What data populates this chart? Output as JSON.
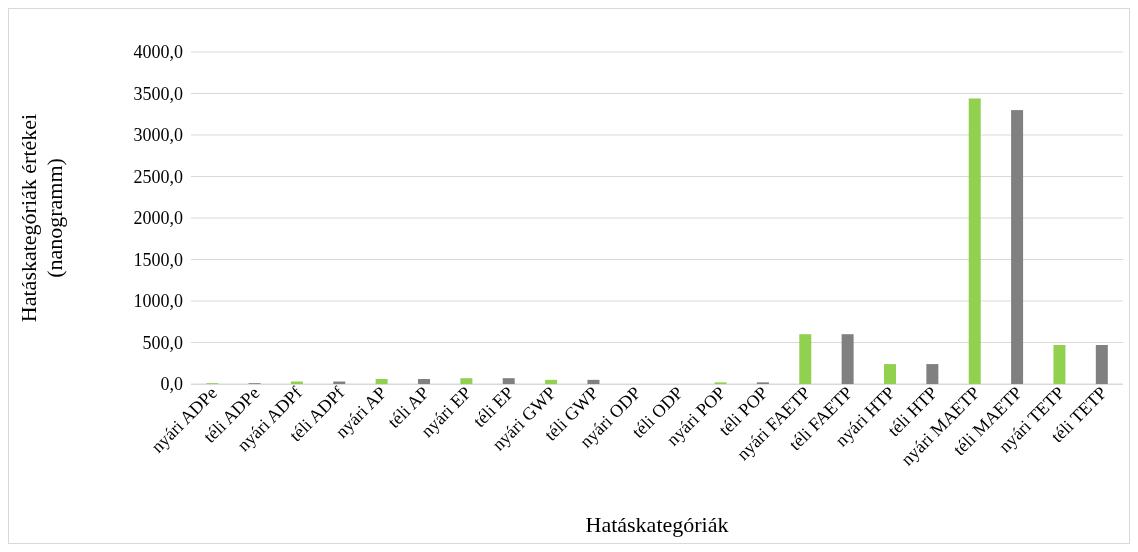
{
  "chart_data": {
    "type": "bar",
    "xlabel": "Hatáskategóriák",
    "ylabel": "Hatáskategóriák értékei (nanogramm)",
    "categories": [
      "nyári ADPe",
      "téli ADPe",
      "nyári ADPf",
      "téli ADPf",
      "nyári AP",
      "téli AP",
      "nyári EP",
      "téli EP",
      "nyári GWP",
      "téli GWP",
      "nyári ODP",
      "téli ODP",
      "nyári POP",
      "téli POP",
      "nyári FAETP",
      "téli FAETP",
      "nyári HTP",
      "téli HTP",
      "nyári MAETP",
      "téli MAETP",
      "nyári TETP",
      "téli TETP"
    ],
    "values": [
      10,
      10,
      30,
      30,
      60,
      60,
      70,
      70,
      50,
      50,
      0,
      0,
      20,
      20,
      600,
      600,
      240,
      240,
      3440,
      3300,
      470,
      470
    ],
    "colors": [
      "#92d050",
      "#808080",
      "#92d050",
      "#808080",
      "#92d050",
      "#808080",
      "#92d050",
      "#808080",
      "#92d050",
      "#808080",
      "#92d050",
      "#808080",
      "#92d050",
      "#808080",
      "#92d050",
      "#808080",
      "#92d050",
      "#808080",
      "#92d050",
      "#808080",
      "#92d050",
      "#808080"
    ],
    "ylim": [
      0,
      4000
    ],
    "yticks": [
      {
        "value": 0,
        "label": "0,0"
      },
      {
        "value": 500,
        "label": "500,0"
      },
      {
        "value": 1000,
        "label": "1000,0"
      },
      {
        "value": 1500,
        "label": "1500,0"
      },
      {
        "value": 2000,
        "label": "2000,0"
      },
      {
        "value": 2500,
        "label": "2500,0"
      },
      {
        "value": 3000,
        "label": "3000,0"
      },
      {
        "value": 3500,
        "label": "3500,0"
      },
      {
        "value": 4000,
        "label": "4000,0"
      }
    ],
    "grid": "y"
  }
}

=====

Task to complete
Write out all the entries again, word for word, and print no images.

Result
What data populates this chart? Output as JSON.
{
  "chart_data": {
    "type": "bar",
    "xlabel": "Hatáskategóriák",
    "ylabel": "Hatáskategóriák értékei (nanogramm)",
    "categories": [
      "nyári ADPe",
      "téli ADPe",
      "nyári ADPf",
      "téli ADPf",
      "nyári AP",
      "téli AP",
      "nyári EP",
      "téli EP",
      "nyári GWP",
      "téli GWP",
      "nyári ODP",
      "téli ODP",
      "nyári POP",
      "téli POP",
      "nyári FAETP",
      "téli FAETP",
      "nyári HTP",
      "téli HTP",
      "nyári MAETP",
      "téli MAETP",
      "nyári TETP",
      "téli TETP"
    ],
    "values": [
      10,
      10,
      30,
      30,
      60,
      60,
      70,
      70,
      50,
      50,
      0,
      0,
      20,
      20,
      600,
      600,
      240,
      240,
      3440,
      3300,
      470,
      470
    ],
    "colors": [
      "#92d050",
      "#808080",
      "#92d050",
      "#808080",
      "#92d050",
      "#808080",
      "#92d050",
      "#808080",
      "#92d050",
      "#808080",
      "#92d050",
      "#808080",
      "#92d050",
      "#808080",
      "#92d050",
      "#808080",
      "#92d050",
      "#808080",
      "#92d050",
      "#808080",
      "#92d050",
      "#808080"
    ],
    "ylim": [
      0,
      4000
    ],
    "yticks": [
      {
        "value": 0,
        "label": "0,0"
      },
      {
        "value": 500,
        "label": "500,0"
      },
      {
        "value": 1000,
        "label": "1000,0"
      },
      {
        "value": 1500,
        "label": "1500,0"
      },
      {
        "value": 2000,
        "label": "2000,0"
      },
      {
        "value": 2500,
        "label": "2500,0"
      },
      {
        "value": 3000,
        "label": "3000,0"
      },
      {
        "value": 3500,
        "label": "3500,0"
      },
      {
        "value": 4000,
        "label": "4000,0"
      }
    ],
    "grid": "y"
  }
}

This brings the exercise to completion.